**Required work:**
Pull every "CorCTA" line out of the data below.

**Stored data:**
-=-=-

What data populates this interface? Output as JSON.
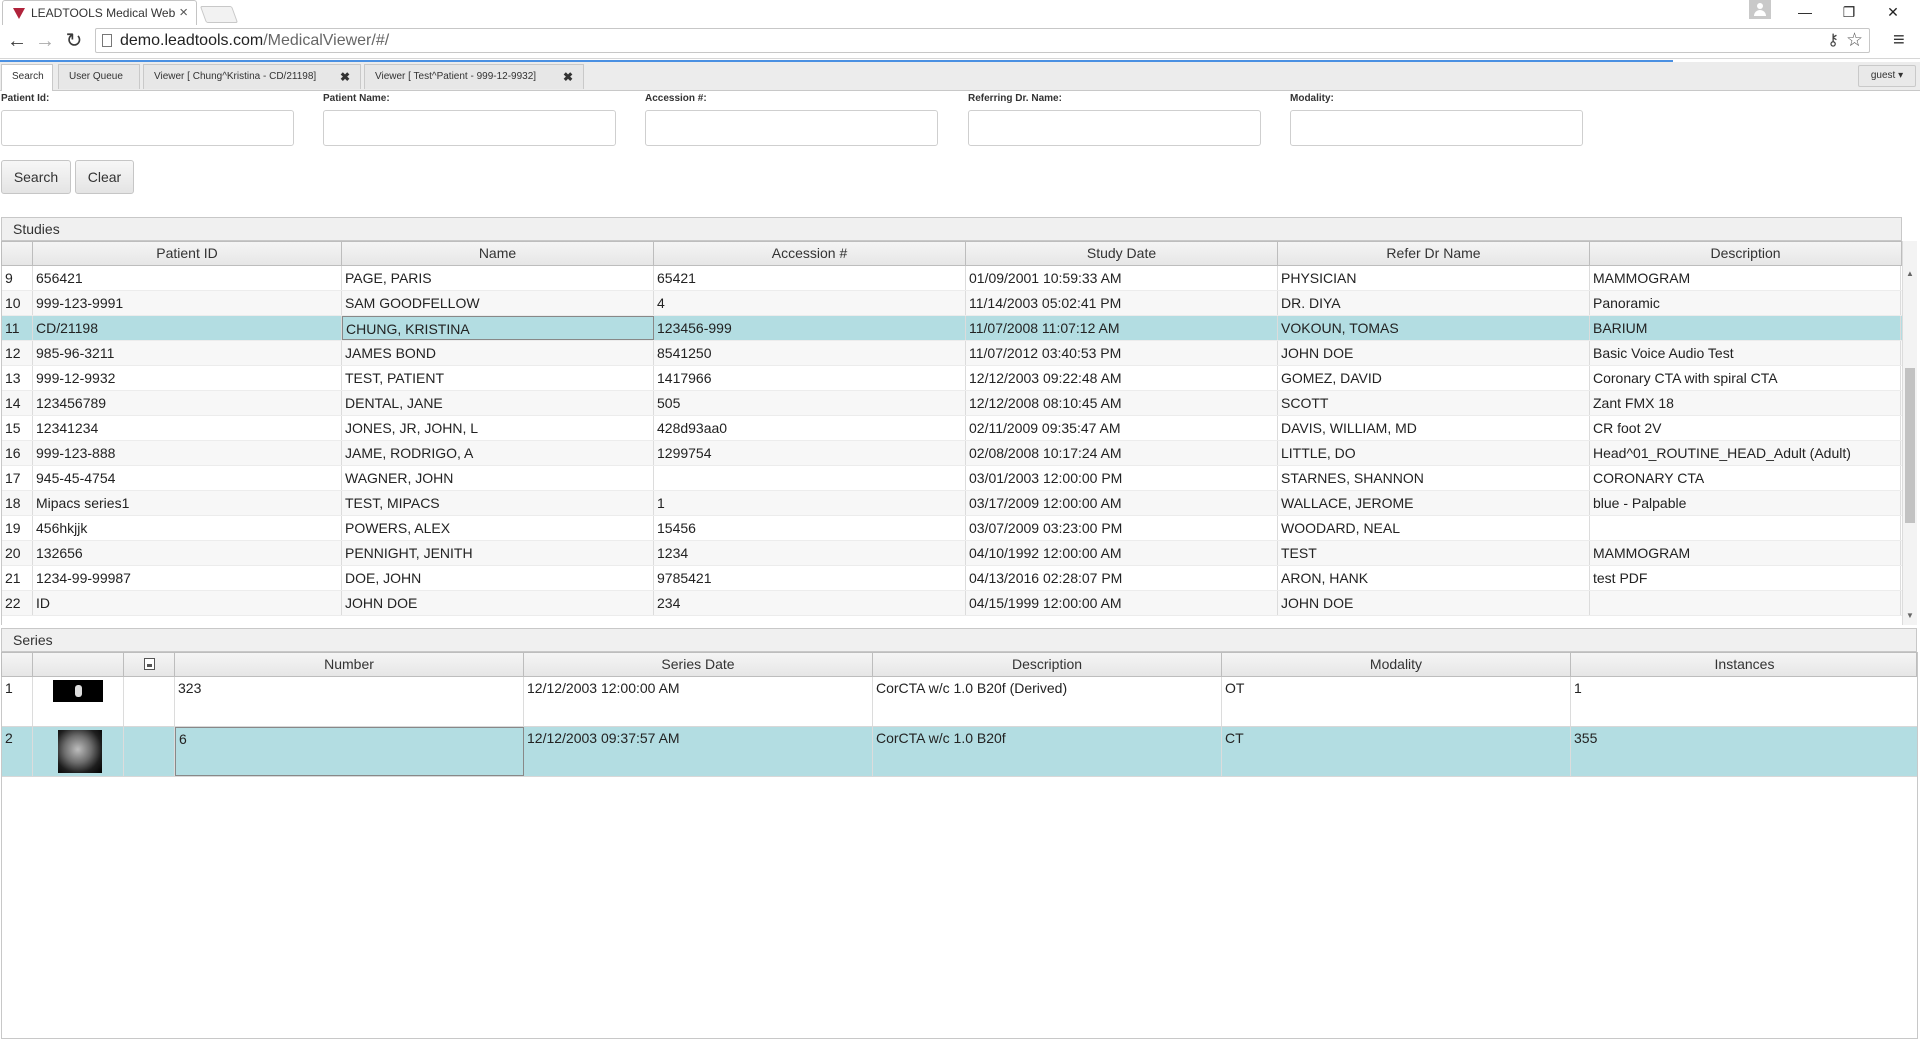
{
  "browser": {
    "tab_title": "LEADTOOLS Medical Web",
    "tab_close": "×",
    "url_host": "demo.leadtools.com",
    "url_path": "/MedicalViewer/#/",
    "back_glyph": "←",
    "forward_glyph": "→",
    "reload_glyph": "↻",
    "minimize_glyph": "—",
    "restore_glyph": "❐",
    "close_glyph": "✕",
    "menu_glyph": "≡",
    "star_glyph": "☆",
    "key_glyph": "⚷"
  },
  "app_tabs": [
    {
      "label": "Search"
    },
    {
      "label": "User Queue"
    },
    {
      "label": "Viewer [ Chung^Kristina - CD/21198]",
      "close": "✖"
    },
    {
      "label": "Viewer [ Test^Patient - 999-12-9932]",
      "close": "✖"
    }
  ],
  "user_menu": {
    "label": "guest ▾"
  },
  "search_form": {
    "labels": {
      "patient_id": "Patient Id:",
      "patient_name": "Patient Name:",
      "accession": "Accession #:",
      "referring_dr": "Referring Dr. Name:",
      "modality": "Modality:"
    },
    "values": {
      "patient_id": "",
      "patient_name": "",
      "accession": "",
      "referring_dr": "",
      "modality": ""
    },
    "search_button": "Search",
    "clear_button": "Clear"
  },
  "studies": {
    "title": "Studies",
    "columns": [
      "",
      "Patient ID",
      "Name",
      "Accession #",
      "Study Date",
      "Refer Dr Name",
      "Description"
    ],
    "selected_row": 2,
    "rows": [
      [
        "9",
        "656421",
        "PAGE, PARIS",
        "65421",
        "01/09/2001 10:59:33 AM",
        "PHYSICIAN",
        "MAMMOGRAM"
      ],
      [
        "10",
        "999-123-9991",
        "SAM GOODFELLOW",
        "4",
        "11/14/2003 05:02:41 PM",
        "DR. DIYA",
        "Panoramic"
      ],
      [
        "11",
        "CD/21198",
        "CHUNG, KRISTINA",
        "123456-999",
        "11/07/2008 11:07:12 AM",
        "VOKOUN, TOMAS",
        "BARIUM"
      ],
      [
        "12",
        "985-96-3211",
        "JAMES BOND",
        "8541250",
        "11/07/2012 03:40:53 PM",
        "JOHN DOE",
        "Basic Voice Audio Test"
      ],
      [
        "13",
        "999-12-9932",
        "TEST, PATIENT",
        "1417966",
        "12/12/2003 09:22:48 AM",
        "GOMEZ, DAVID",
        "Coronary CTA with spiral CTA"
      ],
      [
        "14",
        "123456789",
        "DENTAL, JANE",
        "505",
        "12/12/2008 08:10:45 AM",
        "SCOTT",
        "Zant FMX 18"
      ],
      [
        "15",
        "12341234",
        "JONES, JR, JOHN, L",
        "428d93aa0",
        "02/11/2009 09:35:47 AM",
        "DAVIS, WILLIAM, MD",
        "CR foot 2V"
      ],
      [
        "16",
        "999-123-888",
        "JAME, RODRIGO, A",
        "1299754",
        "02/08/2008 10:17:24 AM",
        "LITTLE, DO",
        "Head^01_ROUTINE_HEAD_Adult (Adult)"
      ],
      [
        "17",
        "945-45-4754",
        "WAGNER, JOHN",
        "",
        "03/01/2003 12:00:00 PM",
        "STARNES, SHANNON",
        "CORONARY CTA"
      ],
      [
        "18",
        "Mipacs series1",
        "TEST, MIPACS",
        "1",
        "03/17/2009 12:00:00 AM",
        "WALLACE, JEROME",
        "blue - Palpable"
      ],
      [
        "19",
        "456hkjjk",
        "POWERS, ALEX",
        "15456",
        "03/07/2009 03:23:00 PM",
        "WOODARD, NEAL",
        ""
      ],
      [
        "20",
        "132656",
        "PENNIGHT, JENITH",
        "1234",
        "04/10/1992 12:00:00 AM",
        "TEST",
        "MAMMOGRAM"
      ],
      [
        "21",
        "1234-99-99987",
        "DOE, JOHN",
        "9785421",
        "04/13/2016 02:28:07 PM",
        "ARON, HANK",
        "test PDF"
      ],
      [
        "22",
        "ID",
        "JOHN DOE",
        "234",
        "04/15/1999 12:00:00 AM",
        "JOHN DOE",
        ""
      ]
    ]
  },
  "series": {
    "title": "Series",
    "columns": [
      "",
      "",
      "",
      "Number",
      "Series Date",
      "Description",
      "Modality",
      "Instances"
    ],
    "selected_row": 1,
    "rows": [
      [
        "1",
        "323",
        "12/12/2003 12:00:00 AM",
        "CorCTA w/c 1.0 B20f (Derived)",
        "OT",
        "1"
      ],
      [
        "2",
        "6",
        "12/12/2003 09:37:57 AM",
        "CorCTA w/c 1.0 B20f",
        "CT",
        "355"
      ]
    ]
  }
}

-=-=-

**Exercise response:**
        "CorCTA w/c 1.0 B20f (Derived)",
        "CorCTA w/c 1.0 B20f",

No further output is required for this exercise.